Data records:
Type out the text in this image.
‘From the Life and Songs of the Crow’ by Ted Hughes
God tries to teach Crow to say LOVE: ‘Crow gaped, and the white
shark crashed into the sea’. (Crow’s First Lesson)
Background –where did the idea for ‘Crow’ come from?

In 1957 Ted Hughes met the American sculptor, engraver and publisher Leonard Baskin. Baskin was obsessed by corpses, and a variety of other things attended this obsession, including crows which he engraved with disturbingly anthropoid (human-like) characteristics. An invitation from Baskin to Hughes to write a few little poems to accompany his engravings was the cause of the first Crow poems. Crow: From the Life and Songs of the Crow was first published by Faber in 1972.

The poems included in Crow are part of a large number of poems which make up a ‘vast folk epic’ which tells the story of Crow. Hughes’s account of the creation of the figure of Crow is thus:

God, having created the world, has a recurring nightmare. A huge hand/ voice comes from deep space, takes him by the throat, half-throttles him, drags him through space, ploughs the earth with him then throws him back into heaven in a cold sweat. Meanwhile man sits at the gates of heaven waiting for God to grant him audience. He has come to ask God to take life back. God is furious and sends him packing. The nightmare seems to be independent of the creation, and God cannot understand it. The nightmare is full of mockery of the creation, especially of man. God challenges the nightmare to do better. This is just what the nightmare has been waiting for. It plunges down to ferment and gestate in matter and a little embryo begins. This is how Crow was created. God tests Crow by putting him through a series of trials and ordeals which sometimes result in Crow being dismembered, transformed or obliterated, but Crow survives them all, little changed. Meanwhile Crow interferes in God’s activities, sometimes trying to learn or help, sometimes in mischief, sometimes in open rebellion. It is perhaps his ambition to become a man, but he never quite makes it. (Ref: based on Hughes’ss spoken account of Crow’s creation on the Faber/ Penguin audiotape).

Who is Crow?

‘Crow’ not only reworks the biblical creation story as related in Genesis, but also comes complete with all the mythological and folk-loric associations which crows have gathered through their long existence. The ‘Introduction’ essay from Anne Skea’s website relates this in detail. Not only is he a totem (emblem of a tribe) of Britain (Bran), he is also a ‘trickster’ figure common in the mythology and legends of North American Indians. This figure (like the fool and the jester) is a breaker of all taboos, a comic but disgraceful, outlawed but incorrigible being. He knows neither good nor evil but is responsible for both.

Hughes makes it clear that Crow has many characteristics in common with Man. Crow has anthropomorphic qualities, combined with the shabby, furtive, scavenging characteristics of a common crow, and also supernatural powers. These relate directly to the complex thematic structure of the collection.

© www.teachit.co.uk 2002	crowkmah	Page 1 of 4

#### What to work on
Read the entries above and find each line holding the word "poems". Copy it out.

#### Solved problem
In 1957 Ted Hughes met the American sculptor, engraver and publisher Leonard Baskin. Baskin was obsessed by corpses, and a variety of other things attended this obsession, including crows which he engraved with disturbingly anthropoid (human-like) characteristics. An invitation from Baskin to Hughes to write a few little poems to accompany his engravings was the cause of the first Crow poems. Crow: From the Life and Songs of the Crow was first published by Faber in 1972.
The poems included in Crow are part of a large number of poems which make up a ‘vast folk epic’ which tells the story of Crow. Hughes’s account of the creation of the figure of Crow is thus:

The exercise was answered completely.